What the exercise asks: Copy out each line exactly as it appears.

+--

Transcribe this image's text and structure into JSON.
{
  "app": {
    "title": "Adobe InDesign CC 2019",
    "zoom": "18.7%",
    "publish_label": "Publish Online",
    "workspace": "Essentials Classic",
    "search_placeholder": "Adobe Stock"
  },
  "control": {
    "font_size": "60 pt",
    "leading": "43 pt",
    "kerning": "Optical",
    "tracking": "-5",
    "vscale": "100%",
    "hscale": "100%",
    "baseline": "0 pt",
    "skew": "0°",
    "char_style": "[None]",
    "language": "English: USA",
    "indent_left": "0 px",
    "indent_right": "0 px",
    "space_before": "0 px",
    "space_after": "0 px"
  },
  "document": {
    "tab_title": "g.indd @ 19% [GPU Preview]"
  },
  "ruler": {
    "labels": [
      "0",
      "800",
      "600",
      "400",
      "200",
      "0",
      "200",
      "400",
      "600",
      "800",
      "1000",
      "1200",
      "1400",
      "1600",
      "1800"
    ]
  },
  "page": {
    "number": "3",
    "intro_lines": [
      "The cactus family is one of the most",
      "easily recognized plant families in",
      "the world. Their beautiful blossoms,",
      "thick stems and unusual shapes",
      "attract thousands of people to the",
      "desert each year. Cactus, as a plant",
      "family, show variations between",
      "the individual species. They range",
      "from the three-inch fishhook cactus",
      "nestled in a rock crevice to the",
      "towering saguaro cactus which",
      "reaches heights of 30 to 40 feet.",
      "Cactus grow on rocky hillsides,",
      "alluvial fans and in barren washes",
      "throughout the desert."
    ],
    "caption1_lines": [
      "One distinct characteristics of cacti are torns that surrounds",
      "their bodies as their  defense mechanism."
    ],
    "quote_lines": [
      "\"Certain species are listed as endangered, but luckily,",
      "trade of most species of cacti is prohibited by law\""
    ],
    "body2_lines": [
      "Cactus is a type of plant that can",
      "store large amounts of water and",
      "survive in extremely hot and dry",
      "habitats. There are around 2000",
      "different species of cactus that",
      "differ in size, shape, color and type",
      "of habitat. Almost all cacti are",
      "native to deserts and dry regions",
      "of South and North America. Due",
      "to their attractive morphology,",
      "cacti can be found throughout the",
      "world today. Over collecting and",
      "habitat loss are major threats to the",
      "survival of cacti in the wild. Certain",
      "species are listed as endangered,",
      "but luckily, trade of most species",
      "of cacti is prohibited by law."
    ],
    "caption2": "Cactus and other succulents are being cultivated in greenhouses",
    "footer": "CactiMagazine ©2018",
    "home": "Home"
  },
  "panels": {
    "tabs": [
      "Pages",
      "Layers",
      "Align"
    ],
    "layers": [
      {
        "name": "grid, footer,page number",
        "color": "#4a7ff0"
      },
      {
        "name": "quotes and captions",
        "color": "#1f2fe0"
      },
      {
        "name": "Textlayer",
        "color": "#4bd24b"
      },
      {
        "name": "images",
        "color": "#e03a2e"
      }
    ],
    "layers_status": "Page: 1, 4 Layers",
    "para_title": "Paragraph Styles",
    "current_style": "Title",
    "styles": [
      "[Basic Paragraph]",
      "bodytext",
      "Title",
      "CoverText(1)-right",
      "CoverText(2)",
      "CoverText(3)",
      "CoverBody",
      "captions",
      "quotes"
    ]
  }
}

+--

Answer to this exercise:
Transcribe this image's text and structure into JSON.
{
  "app": {
    "title": "Adobe InDesign CC 2019",
    "zoom": "18.7%",
    "publish_label": "Publish Online",
    "workspace": "Essentials Classic",
    "search_placeholder": "Adobe Stock"
  },
  "control": {
    "font_size": "60 pt",
    "leading": "43 pt",
    "kerning": "Optical",
    "tracking": "-5",
    "vscale": "100%",
    "hscale": "100%",
    "baseline": "0 pt",
    "skew": "0°",
    "char_style": "[None]",
    "language": "English: USA",
    "indent_left": "0 px",
    "indent_right": "0 px",
    "space_before": "0 px",
    "space_after": "0 px"
  },
  "document": {
    "tab_title": "g.indd @ 19% [GPU Preview]"
  },
  "ruler": {
    "labels": [
      "0",
      "800",
      "600",
      "400",
      "200",
      "0",
      "200",
      "400",
      "600",
      "800",
      "1000",
      "1200",
      "1400",
      "1600",
      "1800"
    ]
  },
  "page": {
    "number": "3",
    "intro_lines": [
      "The cactus family is one of the most",
      "easily recognized plant families in",
      "the world. Their beautiful blossoms,",
      "thick stems and unusual shapes",
      "attract thousands of people to the",
      "desert each year. Cactus, as a plant",
      "family, show variations between",
      "the individual species. They range",
      "from the three-inch fishhook cactus",
      "nestled in a rock crevice to the",
      "towering saguaro cactus which",
      "reaches heights of 30 to 40 feet.",
      "Cactus grow on rocky hillsides,",
      "alluvial fans and in barren washes",
      "throughout the desert."
    ],
    "caption1_lines": [
      "One distinct characteristics of cacti are torns that surrounds",
      "their bodies as their  defense mechanism."
    ],
    "quote_lines": [
      "\"Certain species are listed as endangered, but luckily,",
      "trade of most species of cacti is prohibited by law\""
    ],
    "body2_lines": [
      "Cactus is a type of plant that can",
      "store large amounts of water and",
      "survive in extremely hot and dry",
      "habitats. There are around 2000",
      "different species of cactus that",
      "differ in size, shape, color and type",
      "of habitat. Almost all cacti are",
      "native to deserts and dry regions",
      "of South and North America. Due",
      "to their attractive morphology,",
      "cacti can be found throughout the",
      "world today. Over collecting and",
      "habitat loss are major threats to the",
      "survival of cacti in the wild. Certain",
      "species are listed as endangered,",
      "but luckily, trade of most species",
      "of cacti is prohibited by law."
    ],
    "caption2": "Cactus and other succulents are being cultivated in greenhouses",
    "footer": "CactiMagazine ©2018",
    "home": "Home"
  },
  "panels": {
    "tabs": [
      "Pages",
      "Layers",
      "Align"
    ],
    "layers": [
      {
        "name": "grid, footer,page number",
        "color": "#4a7ff0"
      },
      {
        "name": "quotes and captions",
        "color": "#1f2fe0"
      },
      {
        "name": "Textlayer",
        "color": "#4bd24b"
      },
      {
        "name": "images",
        "color": "#e03a2e"
      }
    ],
    "layers_status": "Page: 1, 4 Layers",
    "para_title": "Paragraph Styles",
    "current_style": "Title",
    "styles": [
      "[Basic Paragraph]",
      "bodytext",
      "Title",
      "CoverText(1)-right",
      "CoverText(2)",
      "CoverText(3)",
      "CoverBody",
      "captions",
      "quotes"
    ]
  }
}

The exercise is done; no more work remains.